Only lines with the word "expect" are needed; collect each of them from the listing below.

==================================================

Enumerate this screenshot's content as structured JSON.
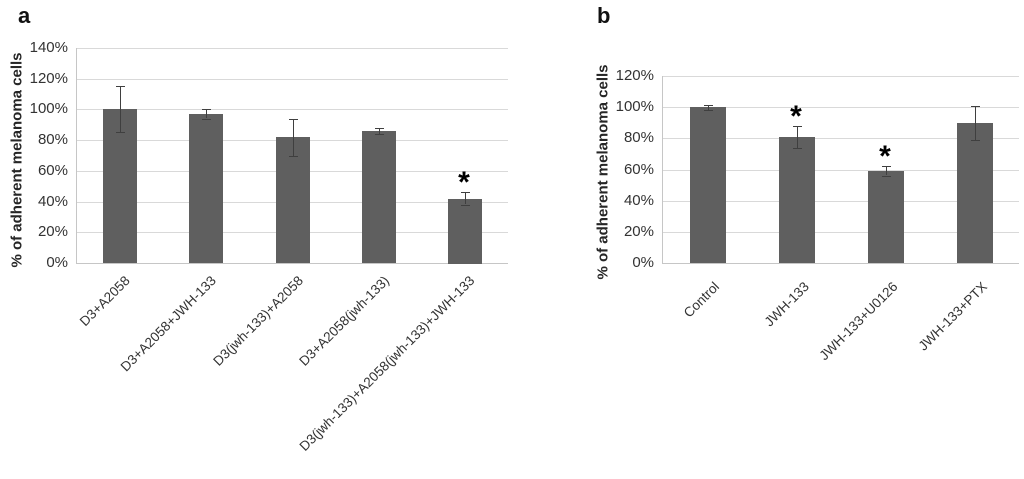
{
  "figure": {
    "background": "#ffffff",
    "bar_fill_color": "#5f5f5f",
    "error_bar_color": "#3f3f3f",
    "gridline_color": "#d9d9d9",
    "axis_line_color": "#c6c6c6",
    "text_color": "#333333",
    "significance_marker": "*"
  },
  "chart_data": [
    {
      "id": "a",
      "type": "bar",
      "panel_label": "a",
      "title": "",
      "xlabel": "",
      "ylabel": "% of adherent melanoma cells",
      "ylim": [
        0,
        140
      ],
      "ytick_step": 20,
      "yticks": [
        0,
        20,
        40,
        60,
        80,
        100,
        120,
        140
      ],
      "ytick_labels": [
        "0%",
        "20%",
        "40%",
        "60%",
        "80%",
        "100%",
        "120%",
        "140%"
      ],
      "grid": true,
      "legend": "none",
      "categories": [
        "D3+A2058",
        "D3+A2058+JWH-133",
        "D3(jwh-133)+A2058",
        "D3+A2058(jwh-133)",
        "D3(jwh-133)+A2058(jwh-133)+JWH-133"
      ],
      "values": [
        100,
        97,
        82,
        86,
        42
      ],
      "errors": [
        15,
        3,
        12,
        2,
        4
      ],
      "significant": [
        false,
        false,
        false,
        false,
        true
      ]
    },
    {
      "id": "b",
      "type": "bar",
      "panel_label": "b",
      "title": "",
      "xlabel": "",
      "ylabel": "% of adherent melanoma cells",
      "ylim": [
        0,
        120
      ],
      "ytick_step": 20,
      "yticks": [
        0,
        20,
        40,
        60,
        80,
        100,
        120
      ],
      "ytick_labels": [
        "0%",
        "20%",
        "40%",
        "60%",
        "80%",
        "100%",
        "120%"
      ],
      "grid": true,
      "legend": "none",
      "categories": [
        "Control",
        "JWH-133",
        "JWH-133+U0126",
        "JWH-133+PTX"
      ],
      "values": [
        100,
        81,
        59,
        90
      ],
      "errors": [
        1.5,
        7,
        3,
        11
      ],
      "significant": [
        false,
        true,
        true,
        false
      ]
    }
  ]
}
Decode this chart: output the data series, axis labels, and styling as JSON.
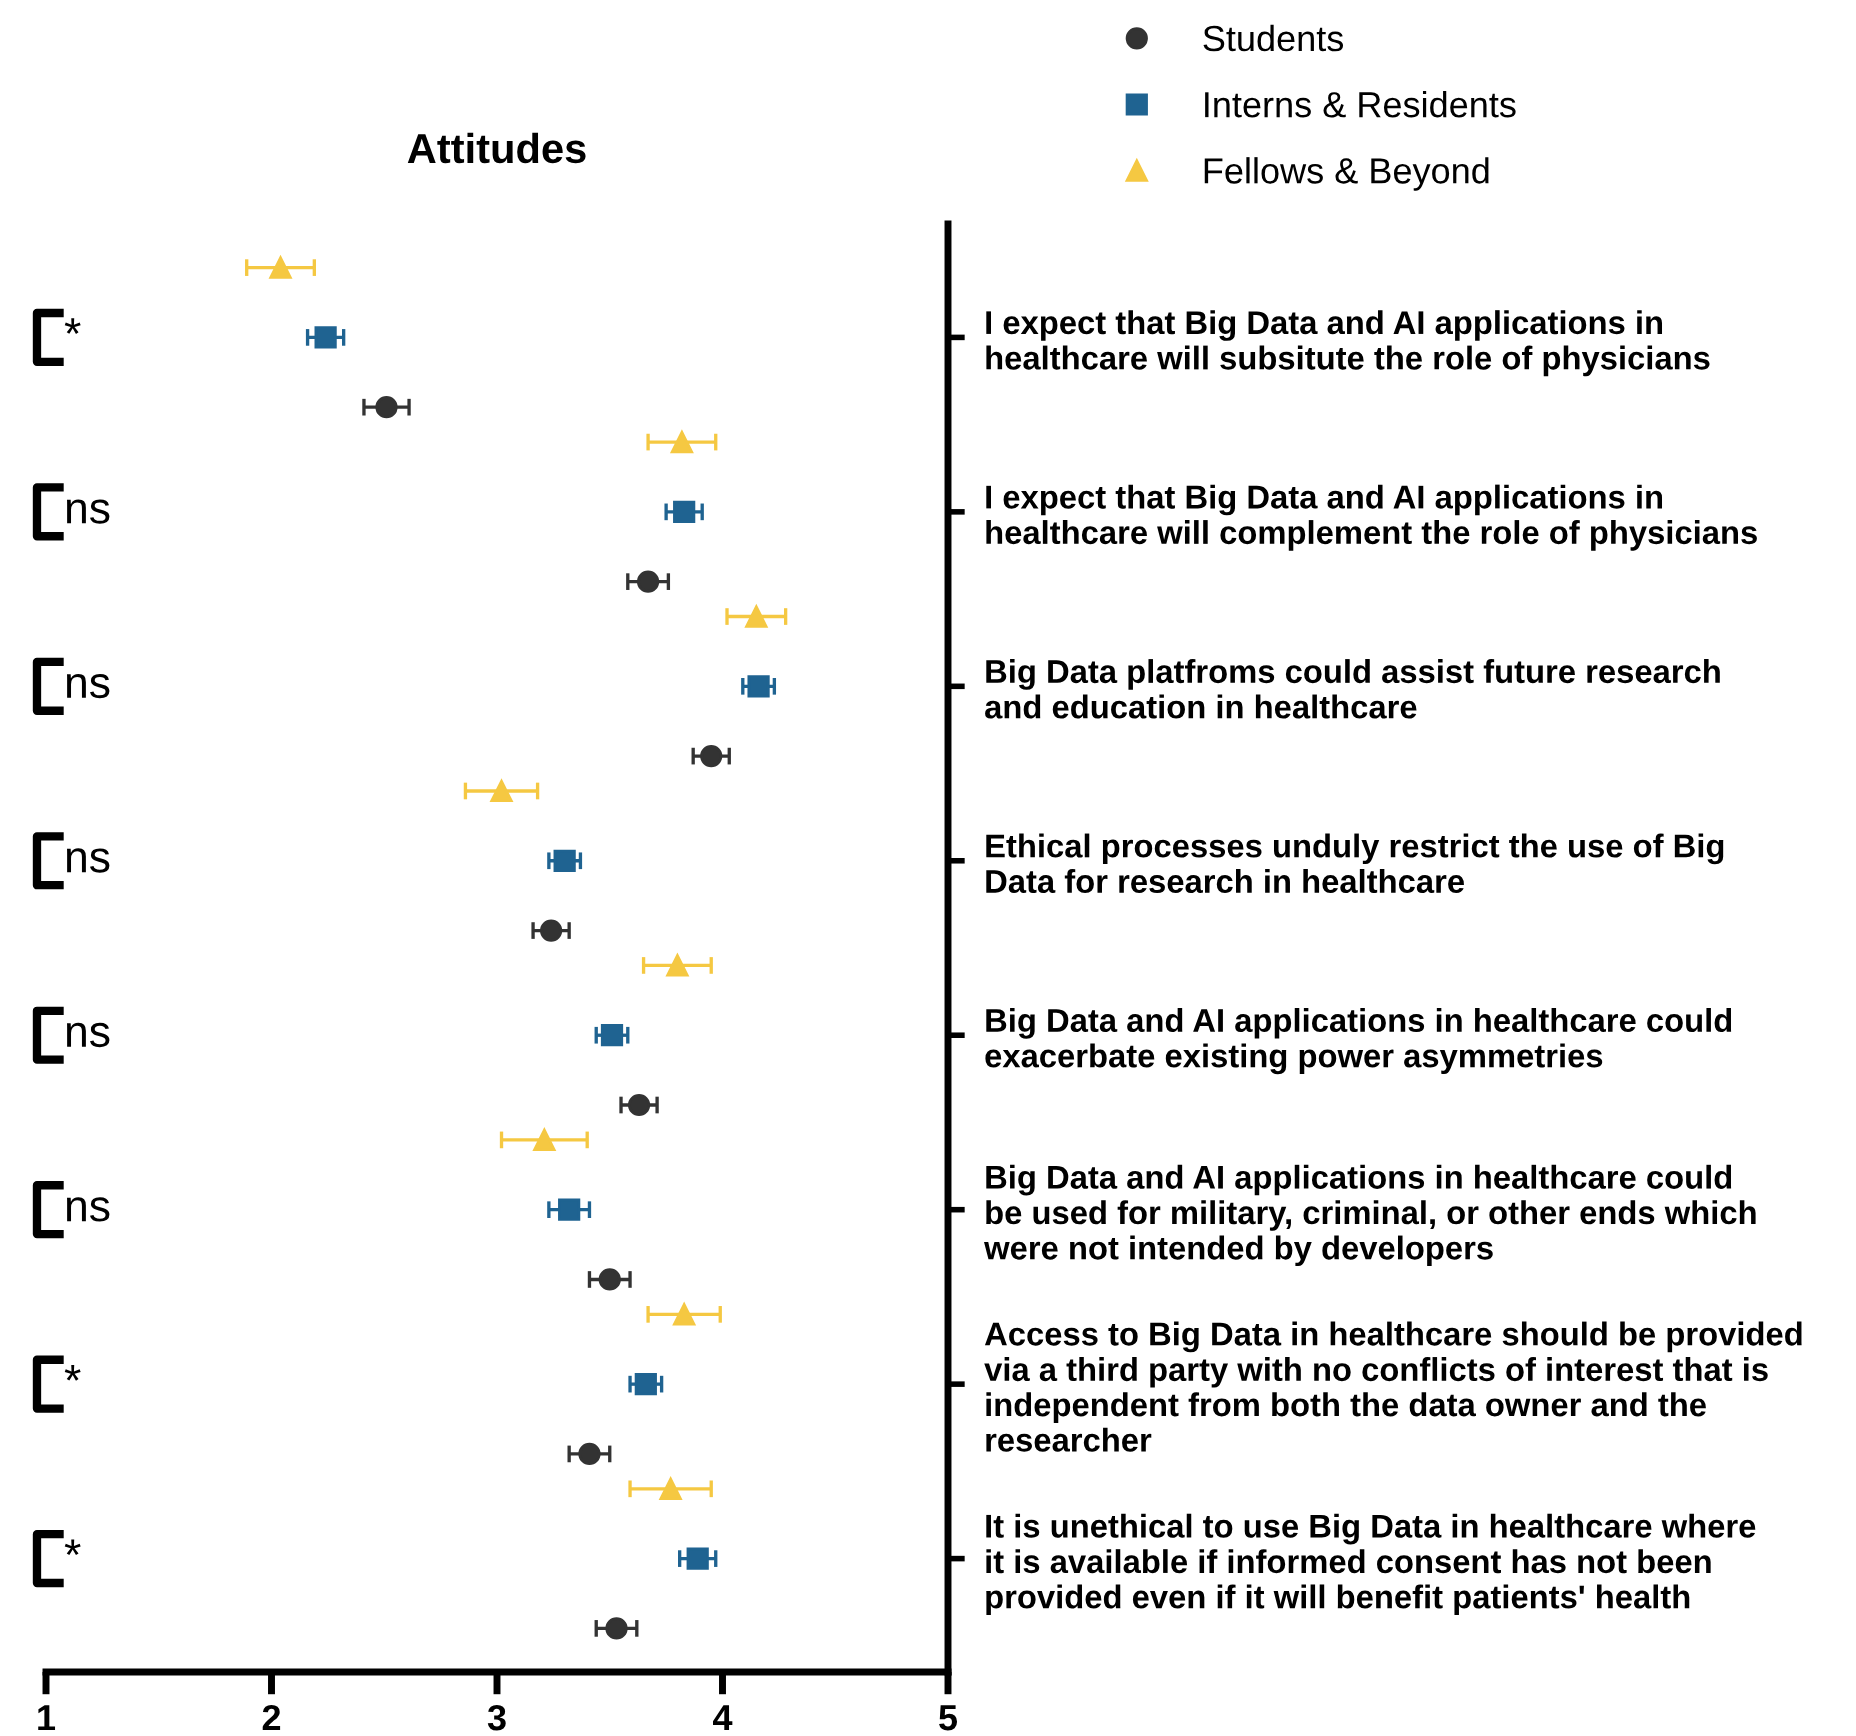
{
  "chart_data": {
    "type": "scatter",
    "orientation": "horizontal",
    "title": "Attitudes",
    "categories": [
      "I expect that Big Data and AI applications in\nhealthcare will subsitute the role of physicians",
      "I expect that Big Data and AI applications in\nhealthcare will complement the role of physicians",
      "Big Data platfroms could assist future research\nand education in healthcare",
      "Ethical processes unduly restrict the use of Big\nData for research in healthcare",
      "Big Data and AI applications in healthcare could\nexacerbate existing power asymmetries",
      "Big Data and AI applications in healthcare could\nbe used for military, criminal, or other ends which\nwere not intended by developers",
      "Access to Big Data in healthcare should be provided\nvia a third party with no conflicts of interest that is\nindependent from both the data owner and the\nresearcher",
      "It is unethical to use Big Data in healthcare where\nit is available if informed consent has not been\nprovided even if it will benefit patients' health"
    ],
    "series": [
      {
        "name": "Students",
        "color": "#333333",
        "marker": "circle",
        "values": [
          2.51,
          3.67,
          3.95,
          3.24,
          3.63,
          3.5,
          3.41,
          3.53
        ],
        "errors": [
          0.1,
          0.09,
          0.08,
          0.08,
          0.08,
          0.09,
          0.09,
          0.09
        ]
      },
      {
        "name": "Interns & Residents",
        "color": "#1f6391",
        "marker": "square",
        "values": [
          2.24,
          3.83,
          4.16,
          3.3,
          3.51,
          3.32,
          3.66,
          3.89
        ],
        "errors": [
          0.08,
          0.08,
          0.07,
          0.07,
          0.07,
          0.09,
          0.07,
          0.08
        ]
      },
      {
        "name": "Fellows & Beyond",
        "color": "#f5c842",
        "marker": "triangle",
        "values": [
          2.04,
          3.82,
          4.15,
          3.02,
          3.8,
          3.21,
          3.83,
          3.77
        ],
        "errors": [
          0.15,
          0.15,
          0.13,
          0.16,
          0.15,
          0.19,
          0.16,
          0.18
        ]
      }
    ],
    "xlim": [
      1,
      5
    ],
    "xticks": [
      1,
      2,
      3,
      4,
      5
    ],
    "grid": false,
    "legend": "top",
    "annotations": [
      "*",
      "ns",
      "ns",
      "ns",
      "ns",
      "ns",
      "*",
      "*"
    ]
  }
}
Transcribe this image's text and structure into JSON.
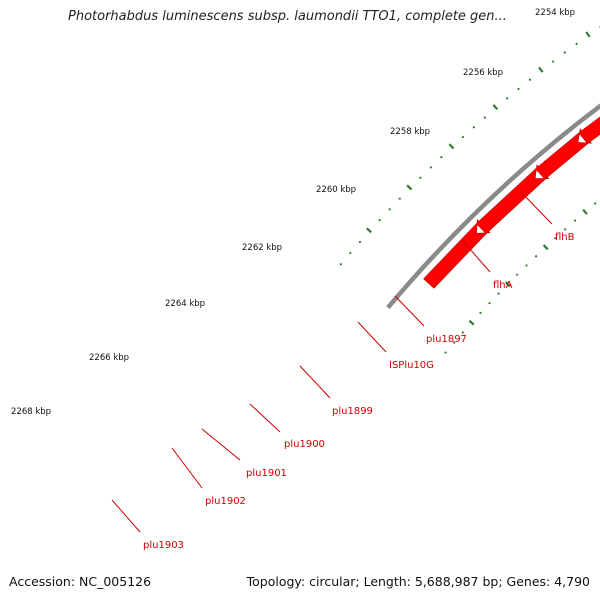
{
  "title": "Photorhabdus luminescens subsp. laumondii TTO1, complete gen...",
  "footer": {
    "accession": "Accession: NC_005126",
    "stats": "Topology: circular; Length: 5,688,987 bp; Genes: 4,790"
  },
  "colors": {
    "backbone": "#8a8a8a",
    "tick": "#2e7d2e",
    "gene": "#ff0000",
    "label": "#cc0000",
    "is_element": "#ff3fa8",
    "flhA": "#2f8f2f",
    "flhB": "#c8ff4a",
    "gray_feature": "#c8c8c8",
    "blue_feature": "#0a10ee"
  },
  "kbp_labels": [
    "2254 kbp",
    "2256 kbp",
    "2258 kbp",
    "2260 kbp",
    "2262 kbp",
    "2264 kbp",
    "2266 kbp",
    "2268 kbp"
  ],
  "gene_labels": [
    "flhB",
    "flhA",
    "plu1897",
    "ISPlu10G",
    "plu1899",
    "plu1900",
    "plu1901",
    "plu1902",
    "plu1903"
  ]
}
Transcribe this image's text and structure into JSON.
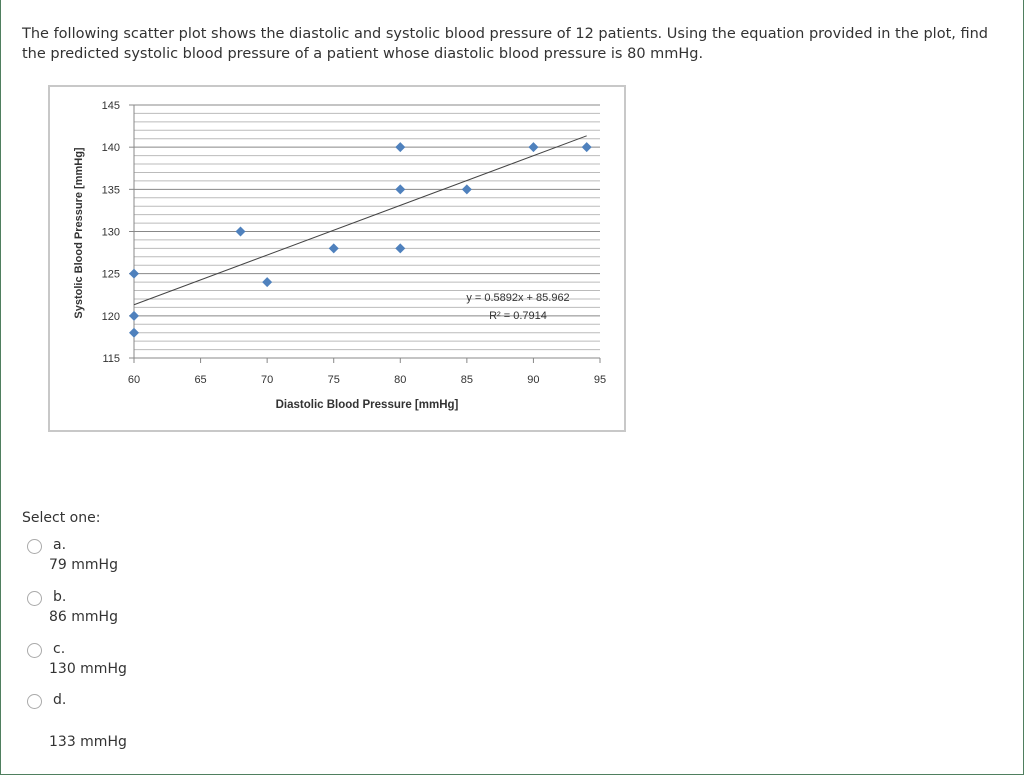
{
  "question": "The following scatter plot shows the diastolic and systolic blood pressure of 12 patients. Using the equation provided in the plot, find the predicted systolic blood pressure of a patient whose diastolic blood pressure is 80 mmHg.",
  "chart_data": {
    "type": "scatter",
    "xlabel": "Diastolic Blood Pressure [mmHg]",
    "ylabel": "Systolic Blood Pressure [mmHg]",
    "xlim": [
      60,
      95
    ],
    "ylim": [
      115,
      145
    ],
    "xticks": [
      60,
      65,
      70,
      75,
      80,
      85,
      90,
      95
    ],
    "yticks": [
      115,
      120,
      125,
      130,
      135,
      140,
      145
    ],
    "grid": "horizontal, minor every 1",
    "marker_color": "#4f81bd",
    "points": [
      [
        60,
        125
      ],
      [
        60,
        120
      ],
      [
        60,
        118
      ],
      [
        68,
        130
      ],
      [
        70,
        124
      ],
      [
        75,
        128
      ],
      [
        80,
        140
      ],
      [
        80,
        135
      ],
      [
        80,
        128
      ],
      [
        85,
        135
      ],
      [
        90,
        140
      ],
      [
        94,
        140
      ]
    ],
    "trendline": {
      "slope": 0.5892,
      "intercept": 85.962,
      "x_range": [
        60,
        94
      ]
    },
    "equation": "y = 0.5892x + 85.962",
    "r2": "R² = 0.7914"
  },
  "select_label": "Select one:",
  "options": [
    {
      "letter": "a.",
      "text": "79 mmHg"
    },
    {
      "letter": "b.",
      "text": "86 mmHg"
    },
    {
      "letter": "c.",
      "text": "130 mmHg"
    },
    {
      "letter": "d.",
      "text": "133 mmHg"
    }
  ]
}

==================================================

Reply to the task:
      "I expect that Big Data and AI applications in\nhealthcare will subsitute the role of physicians",
      "I expect that Big Data and AI applications in\nhealthcare will complement the role of physicians",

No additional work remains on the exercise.